-- Begin Provided material --

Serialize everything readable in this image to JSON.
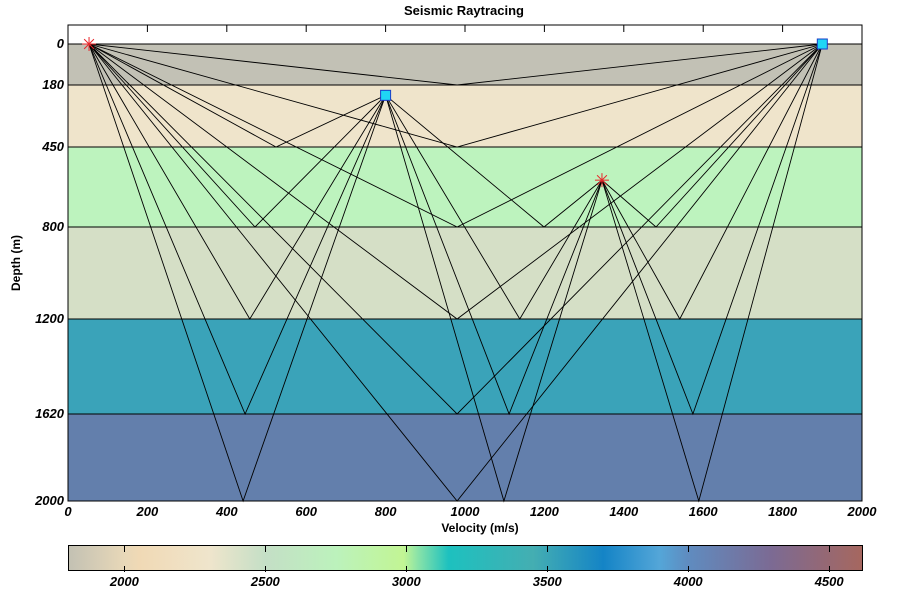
{
  "chart_data": {
    "type": "line",
    "title": "Seismic Raytracing",
    "xlabel": "Velocity (m/s)",
    "ylabel": "Depth (m)",
    "xlim": [
      0,
      2000
    ],
    "ylim": [
      2000,
      0
    ],
    "x_ticks": [
      0,
      200,
      400,
      600,
      800,
      1000,
      1200,
      1400,
      1600,
      1800,
      2000
    ],
    "y_ticks": [
      0,
      180,
      450,
      800,
      1200,
      1620,
      2000
    ],
    "layers": [
      {
        "top": 0,
        "bottom": 180,
        "color": "#c2c1b5"
      },
      {
        "top": 180,
        "bottom": 450,
        "color": "#efe4cb"
      },
      {
        "top": 450,
        "bottom": 800,
        "color": "#bdf3be"
      },
      {
        "top": 800,
        "bottom": 1200,
        "color": "#d5dfc6"
      },
      {
        "top": 1200,
        "bottom": 1620,
        "color": "#3aa3b9"
      },
      {
        "top": 1620,
        "bottom": 2000,
        "color": "#637fac"
      }
    ],
    "sources": [
      {
        "x": 53,
        "depth": 0,
        "marker": "red-star"
      },
      {
        "x": 1345,
        "depth": 595,
        "marker": "red-star"
      }
    ],
    "receivers": [
      {
        "x": 1900,
        "depth": 0,
        "marker": "cyan-square"
      },
      {
        "x": 800,
        "depth": 225,
        "marker": "cyan-square"
      }
    ],
    "rays": [
      [
        [
          53,
          0
        ],
        [
          980,
          180
        ],
        [
          1900,
          0
        ]
      ],
      [
        [
          53,
          0
        ],
        [
          980,
          450
        ],
        [
          1900,
          0
        ]
      ],
      [
        [
          53,
          0
        ],
        [
          980,
          800
        ],
        [
          1900,
          0
        ]
      ],
      [
        [
          53,
          0
        ],
        [
          980,
          1200
        ],
        [
          1900,
          0
        ]
      ],
      [
        [
          53,
          0
        ],
        [
          980,
          1620
        ],
        [
          1900,
          0
        ]
      ],
      [
        [
          53,
          0
        ],
        [
          980,
          2000
        ],
        [
          1900,
          0
        ]
      ],
      [
        [
          53,
          0
        ],
        [
          524,
          450
        ],
        [
          800,
          225
        ]
      ],
      [
        [
          53,
          0
        ],
        [
          471,
          800
        ],
        [
          800,
          225
        ]
      ],
      [
        [
          53,
          0
        ],
        [
          458,
          1200
        ],
        [
          800,
          225
        ]
      ],
      [
        [
          53,
          0
        ],
        [
          446,
          1620
        ],
        [
          800,
          225
        ]
      ],
      [
        [
          53,
          0
        ],
        [
          441,
          2000
        ],
        [
          800,
          225
        ]
      ],
      [
        [
          1345,
          595
        ],
        [
          1199,
          800
        ],
        [
          800,
          225
        ]
      ],
      [
        [
          1345,
          595
        ],
        [
          1481,
          800
        ],
        [
          1900,
          0
        ]
      ],
      [
        [
          1345,
          595
        ],
        [
          1138,
          1200
        ],
        [
          800,
          225
        ]
      ],
      [
        [
          1345,
          595
        ],
        [
          1541,
          1200
        ],
        [
          1900,
          0
        ]
      ],
      [
        [
          1345,
          595
        ],
        [
          1111,
          1620
        ],
        [
          800,
          225
        ]
      ],
      [
        [
          1345,
          595
        ],
        [
          1574,
          1620
        ],
        [
          1900,
          0
        ]
      ],
      [
        [
          1345,
          595
        ],
        [
          1098,
          2000
        ],
        [
          800,
          225
        ]
      ],
      [
        [
          1345,
          595
        ],
        [
          1589,
          2000
        ],
        [
          1900,
          0
        ]
      ]
    ],
    "colorbar": {
      "min": 1800,
      "max": 4620,
      "ticks": [
        2000,
        2500,
        3000,
        3500,
        4000,
        4500
      ],
      "stops": [
        {
          "v": 1800,
          "color": "#c3c1b3"
        },
        {
          "v": 2000,
          "color": "#e8d8b8"
        },
        {
          "v": 2050,
          "color": "#f0d9b5"
        },
        {
          "v": 2300,
          "color": "#efe5cc"
        },
        {
          "v": 2500,
          "color": "#c4dfc6"
        },
        {
          "v": 2750,
          "color": "#bcf2bc"
        },
        {
          "v": 2990,
          "color": "#c2f594"
        },
        {
          "v": 3040,
          "color": "#8ae3a8"
        },
        {
          "v": 3150,
          "color": "#1dc1bf"
        },
        {
          "v": 3450,
          "color": "#44aeb2"
        },
        {
          "v": 3700,
          "color": "#1484c6"
        },
        {
          "v": 3900,
          "color": "#54a6d8"
        },
        {
          "v": 4000,
          "color": "#5f8cc0"
        },
        {
          "v": 4300,
          "color": "#7c6a93"
        },
        {
          "v": 4620,
          "color": "#a6675f"
        }
      ]
    }
  },
  "labels": {
    "title": "Seismic Raytracing",
    "xlabel": "Velocity (m/s)",
    "ylabel": "Depth (m)",
    "x_ticks": [
      "0",
      "200",
      "400",
      "600",
      "800",
      "1000",
      "1200",
      "1400",
      "1600",
      "1800",
      "2000"
    ],
    "y_ticks": [
      "0",
      "180",
      "450",
      "800",
      "1200",
      "1620",
      "2000"
    ],
    "cb_ticks": [
      "2000",
      "2500",
      "3000",
      "3500",
      "4000",
      "4500"
    ]
  }
}
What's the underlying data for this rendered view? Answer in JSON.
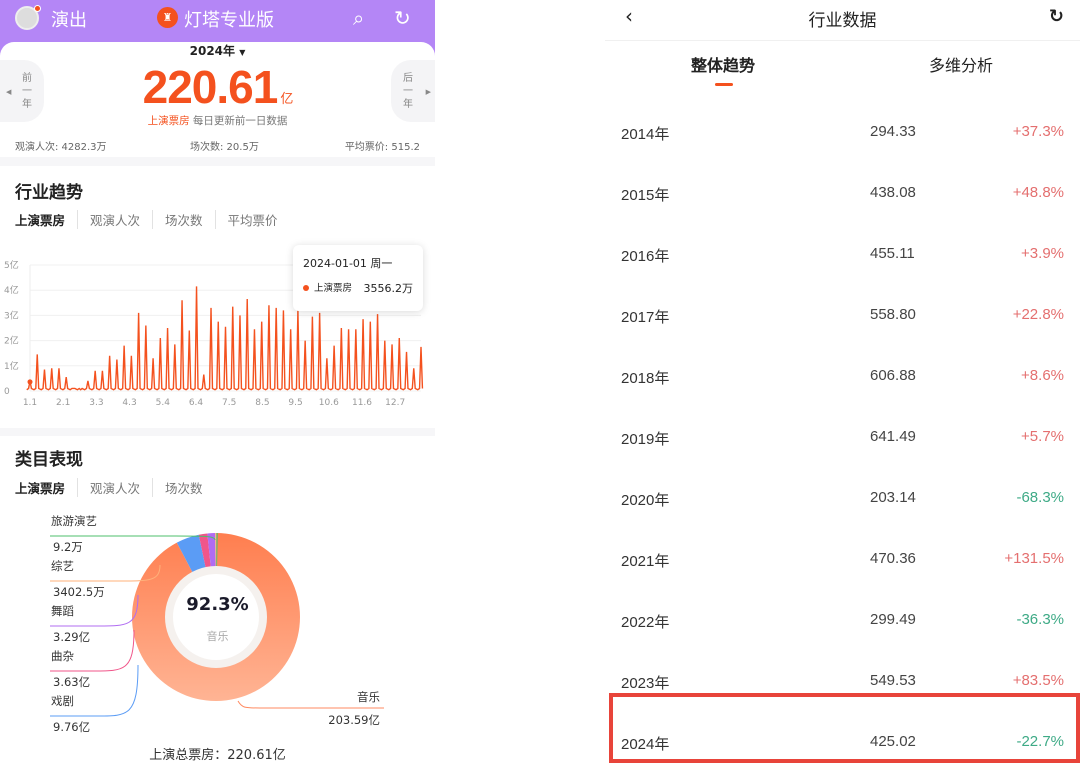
{
  "left": {
    "topbar": {
      "title": "演出",
      "brand": "灯塔专业版",
      "icons": [
        "avatar",
        "search-icon",
        "refresh-icon"
      ]
    },
    "summary": {
      "year": "2024年",
      "prev": "前一年",
      "next": "后一年",
      "value": "220.61",
      "unit": "亿",
      "label": "上演票房",
      "note": "每日更新前一日数据",
      "stats": [
        "观演人次: 4282.3万",
        "场次数: 20.5万",
        "平均票价: 515.2"
      ]
    },
    "trend": {
      "title": "行业趋势",
      "tabs": [
        "上演票房",
        "观演人次",
        "场次数",
        "平均票价"
      ],
      "tooltip": {
        "date": "2024-01-01 周一",
        "series": "上演票房",
        "value": "3556.2万"
      }
    },
    "category": {
      "title": "类目表现",
      "tabs": [
        "上演票房",
        "观演人次",
        "场次数"
      ],
      "center_pct": "92.3%",
      "center_label": "音乐",
      "total": "上演总票房：220.61亿"
    }
  },
  "chart_data": [
    {
      "type": "line",
      "ylabel": "",
      "xlabel": "",
      "y_ticks": [
        "0",
        "1亿",
        "2亿",
        "3亿",
        "4亿",
        "5亿"
      ],
      "ylim": [
        0,
        5
      ],
      "x_ticks": [
        "1.1",
        "2.1",
        "3.3",
        "4.3",
        "5.4",
        "6.4",
        "7.5",
        "8.5",
        "9.5",
        "10.6",
        "11.6",
        "12.7"
      ],
      "color": "#f4511e",
      "unit": "亿",
      "values": [
        0.4,
        1.45,
        0.85,
        0.9,
        0.9,
        0.55,
        0.1,
        0.05,
        0.4,
        0.8,
        0.8,
        1.4,
        1.25,
        1.8,
        1.4,
        3.1,
        2.6,
        1.3,
        2.1,
        2.5,
        1.85,
        3.6,
        2.4,
        4.15,
        0.65,
        3.3,
        2.75,
        2.55,
        3.35,
        3.0,
        3.65,
        2.45,
        2.75,
        3.4,
        3.3,
        3.2,
        2.45,
        3.2,
        2.0,
        2.95,
        3.1,
        1.3,
        1.8,
        2.5,
        2.45,
        2.45,
        2.85,
        2.75,
        3.05,
        2.0,
        1.85,
        2.1,
        1.55,
        0.9,
        1.75
      ]
    },
    {
      "type": "pie",
      "donut": true,
      "slices": [
        {
          "name": "音乐",
          "label": "203.59亿",
          "value": 203.59,
          "color": "#ff8a60"
        },
        {
          "name": "戏剧",
          "label": "9.76亿",
          "value": 9.76,
          "color": "#5b9cf5"
        },
        {
          "name": "曲杂",
          "label": "3.63亿",
          "value": 3.63,
          "color": "#f0568a"
        },
        {
          "name": "舞蹈",
          "label": "3.29亿",
          "value": 3.29,
          "color": "#b06cf2"
        },
        {
          "name": "综艺",
          "label": "3402.5万",
          "value": 0.34,
          "color": "#ffb07a"
        },
        {
          "name": "旅游演艺",
          "label": "9.2万",
          "value": 0.001,
          "color": "#4cbf6b"
        }
      ]
    }
  ],
  "right": {
    "title": "行业数据",
    "tabs": [
      "整体趋势",
      "多维分析"
    ],
    "rows": [
      {
        "year": "2014年",
        "value": "294.33",
        "change": "+37.3%"
      },
      {
        "year": "2015年",
        "value": "438.08",
        "change": "+48.8%"
      },
      {
        "year": "2016年",
        "value": "455.11",
        "change": "+3.9%"
      },
      {
        "year": "2017年",
        "value": "558.80",
        "change": "+22.8%"
      },
      {
        "year": "2018年",
        "value": "606.88",
        "change": "+8.6%"
      },
      {
        "year": "2019年",
        "value": "641.49",
        "change": "+5.7%"
      },
      {
        "year": "2020年",
        "value": "203.14",
        "change": "-68.3%"
      },
      {
        "year": "2021年",
        "value": "470.36",
        "change": "+131.5%"
      },
      {
        "year": "2022年",
        "value": "299.49",
        "change": "-36.3%"
      },
      {
        "year": "2023年",
        "value": "549.53",
        "change": "+83.5%"
      },
      {
        "year": "2024年",
        "value": "425.02",
        "change": "-22.7%"
      }
    ],
    "colors": {
      "positive": "#e46f6f",
      "negative": "#3eaa86",
      "highlight": "#e8443a"
    }
  }
}
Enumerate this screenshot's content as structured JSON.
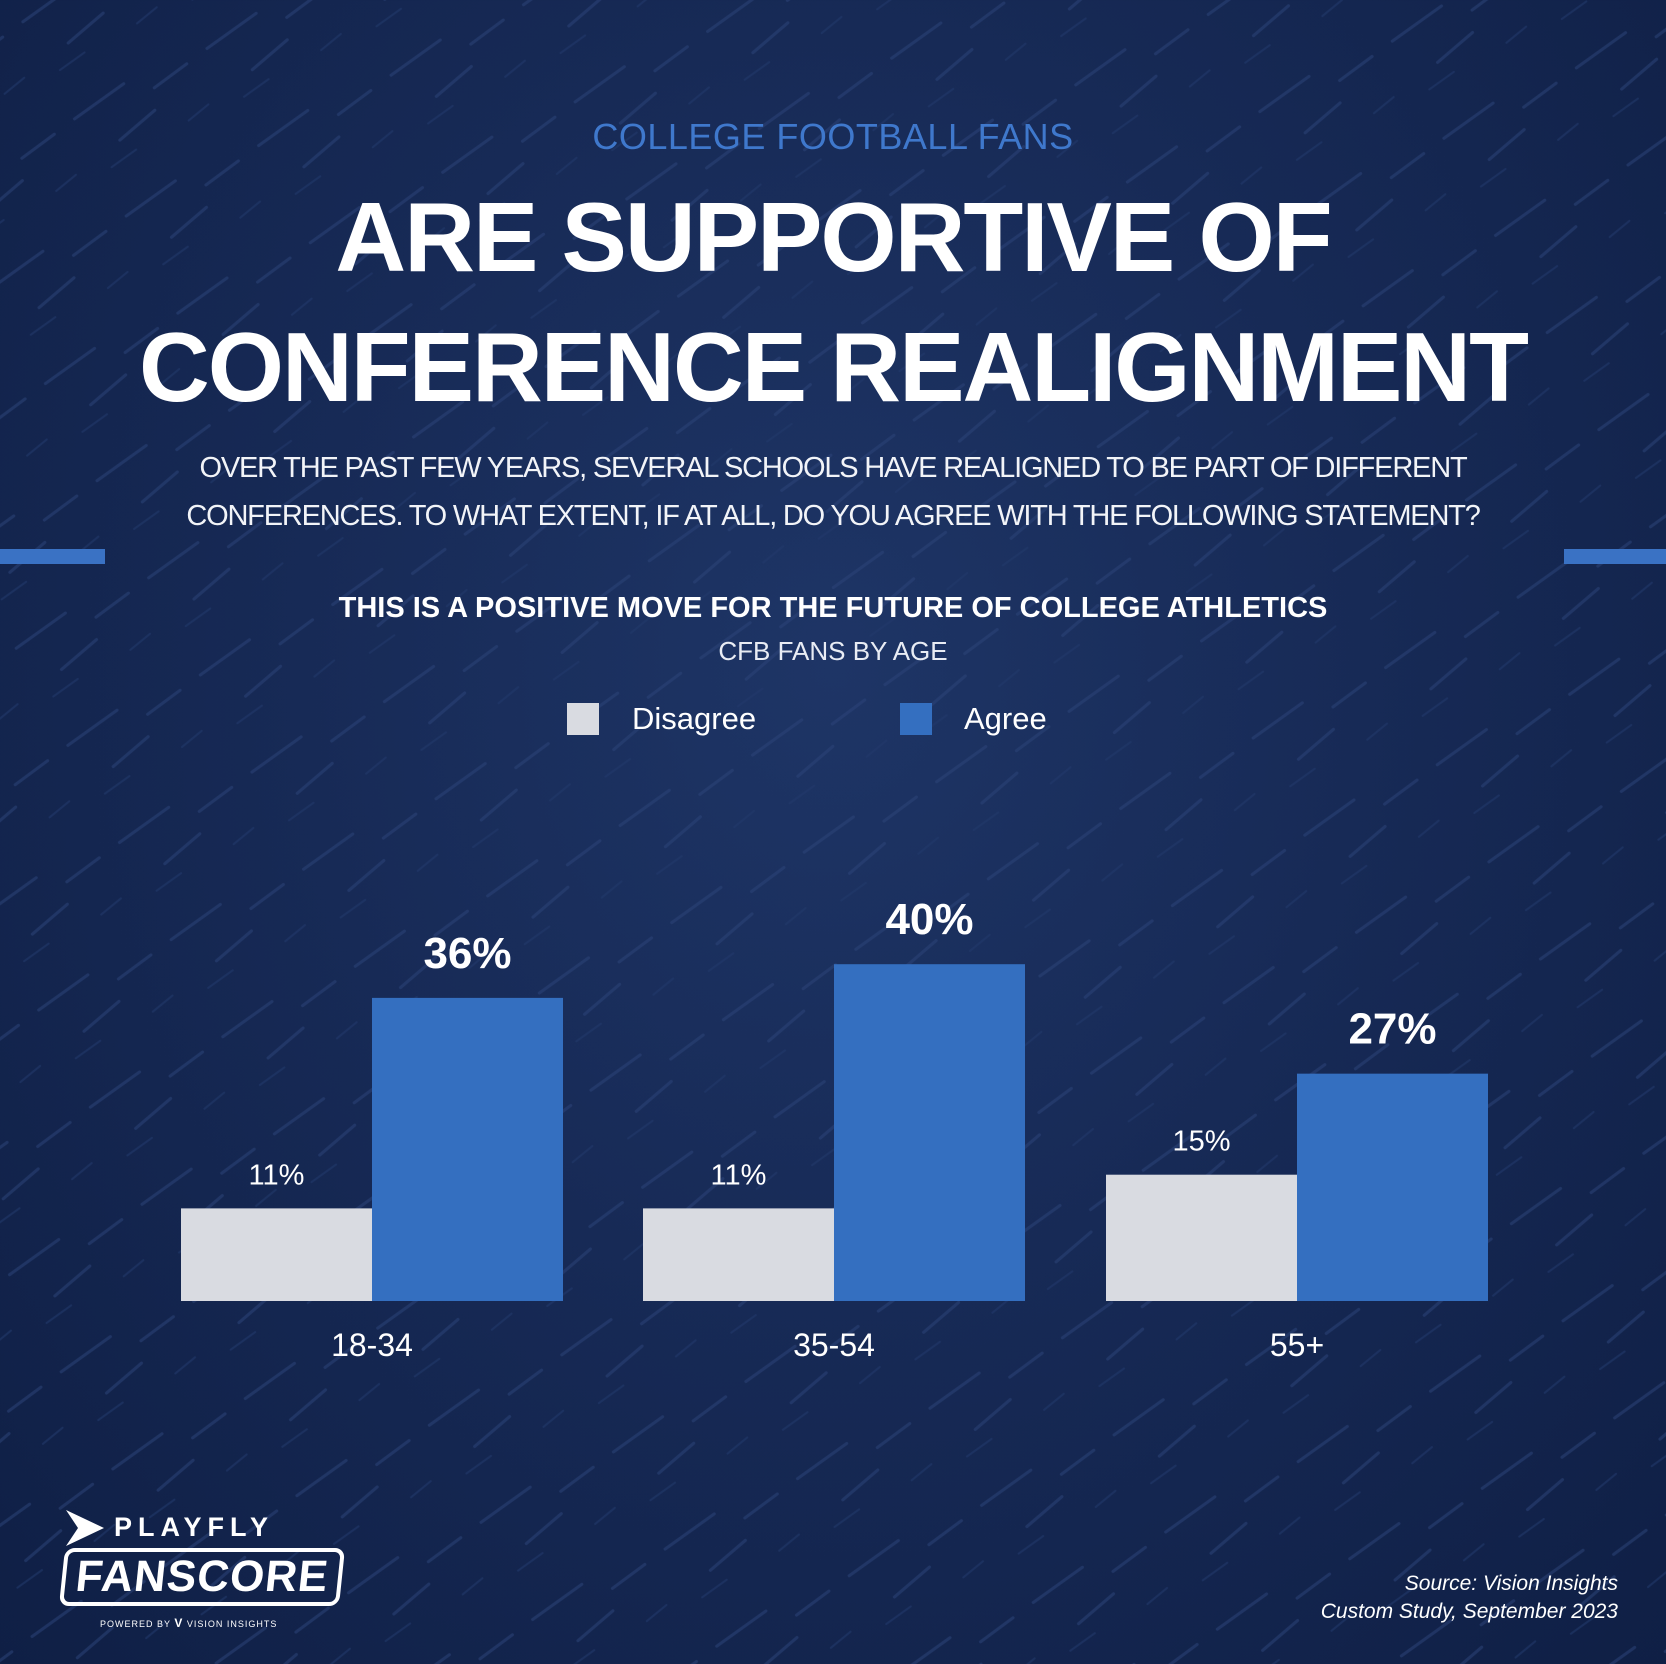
{
  "kicker": "COLLEGE FOOTBALL FANS",
  "headline": [
    "ARE SUPPORTIVE OF",
    "CONFERENCE REALIGNMENT"
  ],
  "question": [
    "OVER THE PAST FEW YEARS, SEVERAL SCHOOLS HAVE REALIGNED TO BE PART OF DIFFERENT",
    "CONFERENCES. TO WHAT EXTENT, IF AT ALL, DO YOU AGREE WITH THE FOLLOWING STATEMENT?"
  ],
  "colors": {
    "background": "#172a56",
    "accent": "#3f78cc",
    "disagree": "#d9dbe1",
    "agree": "#346fc0"
  },
  "chart_data": {
    "type": "bar",
    "title": "THIS IS A POSITIVE MOVE FOR THE FUTURE OF COLLEGE ATHLETICS",
    "subtitle": "CFB FANS BY AGE",
    "categories": [
      "18-34",
      "35-54",
      "55+"
    ],
    "series": [
      {
        "name": "Disagree",
        "values": [
          11,
          11,
          15
        ],
        "labels": [
          "11%",
          "11%",
          "15%"
        ]
      },
      {
        "name": "Agree",
        "values": [
          36,
          40,
          27
        ],
        "labels": [
          "36%",
          "40%",
          "27%"
        ]
      }
    ],
    "unit": "%",
    "ylim": [
      0,
      40
    ],
    "grid": false,
    "legend": "top-center"
  },
  "logo": {
    "brand": "PLAYFLY",
    "product": "FANSCORE",
    "powered_by": "POWERED BY",
    "partner": "VISION INSIGHTS"
  },
  "source": [
    "Source: Vision Insights",
    "Custom Study, September 2023"
  ]
}
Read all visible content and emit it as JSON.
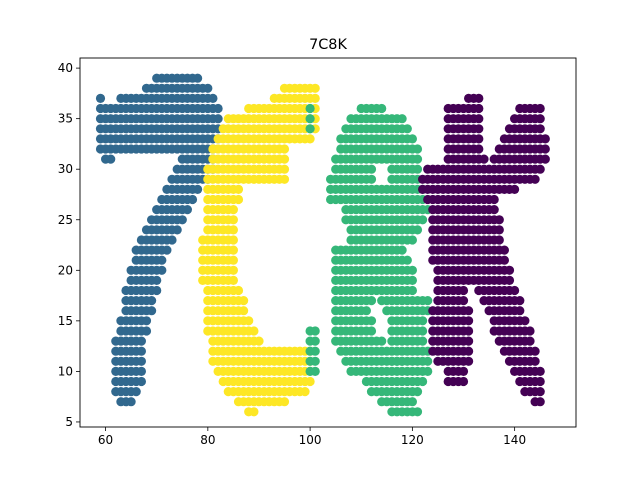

-- End Provided material --

## Challenge
Gather from the entries above all lines that include the string "content".

## Solution to the exercise
Enumerate this screenshot's content as structured JSON.
Read all visible content and emit it as JSON.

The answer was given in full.